**Your instructions**
From the entries that follow, gather each line holding the word "Уголовный".

....

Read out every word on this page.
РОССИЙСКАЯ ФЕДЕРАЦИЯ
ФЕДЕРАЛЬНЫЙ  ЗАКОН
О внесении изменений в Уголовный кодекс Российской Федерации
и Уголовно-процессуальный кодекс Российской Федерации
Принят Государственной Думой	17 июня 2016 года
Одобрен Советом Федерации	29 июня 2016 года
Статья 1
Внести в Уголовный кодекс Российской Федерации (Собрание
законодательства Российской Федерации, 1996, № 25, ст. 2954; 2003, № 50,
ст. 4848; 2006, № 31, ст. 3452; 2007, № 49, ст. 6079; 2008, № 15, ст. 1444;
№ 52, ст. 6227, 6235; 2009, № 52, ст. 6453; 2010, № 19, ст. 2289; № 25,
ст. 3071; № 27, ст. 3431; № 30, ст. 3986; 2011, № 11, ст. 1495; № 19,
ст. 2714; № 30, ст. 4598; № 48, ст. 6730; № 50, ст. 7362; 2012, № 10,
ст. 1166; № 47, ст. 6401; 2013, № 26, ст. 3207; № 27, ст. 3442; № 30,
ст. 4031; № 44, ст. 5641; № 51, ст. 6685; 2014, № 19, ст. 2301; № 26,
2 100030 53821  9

....

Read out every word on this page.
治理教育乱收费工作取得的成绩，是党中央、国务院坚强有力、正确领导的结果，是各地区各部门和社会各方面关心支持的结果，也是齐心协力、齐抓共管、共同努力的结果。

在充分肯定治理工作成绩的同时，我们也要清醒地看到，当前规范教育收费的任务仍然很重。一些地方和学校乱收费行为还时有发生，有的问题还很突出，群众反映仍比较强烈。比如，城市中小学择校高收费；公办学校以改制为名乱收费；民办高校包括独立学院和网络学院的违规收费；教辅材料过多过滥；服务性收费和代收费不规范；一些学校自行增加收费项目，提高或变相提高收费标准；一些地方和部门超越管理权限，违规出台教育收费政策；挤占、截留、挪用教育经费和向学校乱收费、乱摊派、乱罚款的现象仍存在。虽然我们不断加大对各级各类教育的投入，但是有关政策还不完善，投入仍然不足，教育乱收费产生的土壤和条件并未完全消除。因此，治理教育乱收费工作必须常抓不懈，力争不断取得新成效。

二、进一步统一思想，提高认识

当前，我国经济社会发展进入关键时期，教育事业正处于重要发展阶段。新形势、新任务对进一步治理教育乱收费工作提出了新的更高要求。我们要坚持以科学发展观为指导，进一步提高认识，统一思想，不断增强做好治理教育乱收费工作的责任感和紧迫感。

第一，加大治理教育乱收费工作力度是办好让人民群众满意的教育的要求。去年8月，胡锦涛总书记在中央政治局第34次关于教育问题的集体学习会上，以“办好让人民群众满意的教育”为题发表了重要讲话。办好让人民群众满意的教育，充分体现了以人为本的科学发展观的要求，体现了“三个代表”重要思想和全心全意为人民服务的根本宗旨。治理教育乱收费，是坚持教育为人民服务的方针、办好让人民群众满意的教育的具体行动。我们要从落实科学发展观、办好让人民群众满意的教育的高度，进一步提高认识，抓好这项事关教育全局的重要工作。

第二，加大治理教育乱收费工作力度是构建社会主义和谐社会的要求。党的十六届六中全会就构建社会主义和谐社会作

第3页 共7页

....

**Solution to the exercise**
О внесении изменений в Уголовный кодекс Российской Федерации
Внести в Уголовный кодекс Российской Федерации (Собрание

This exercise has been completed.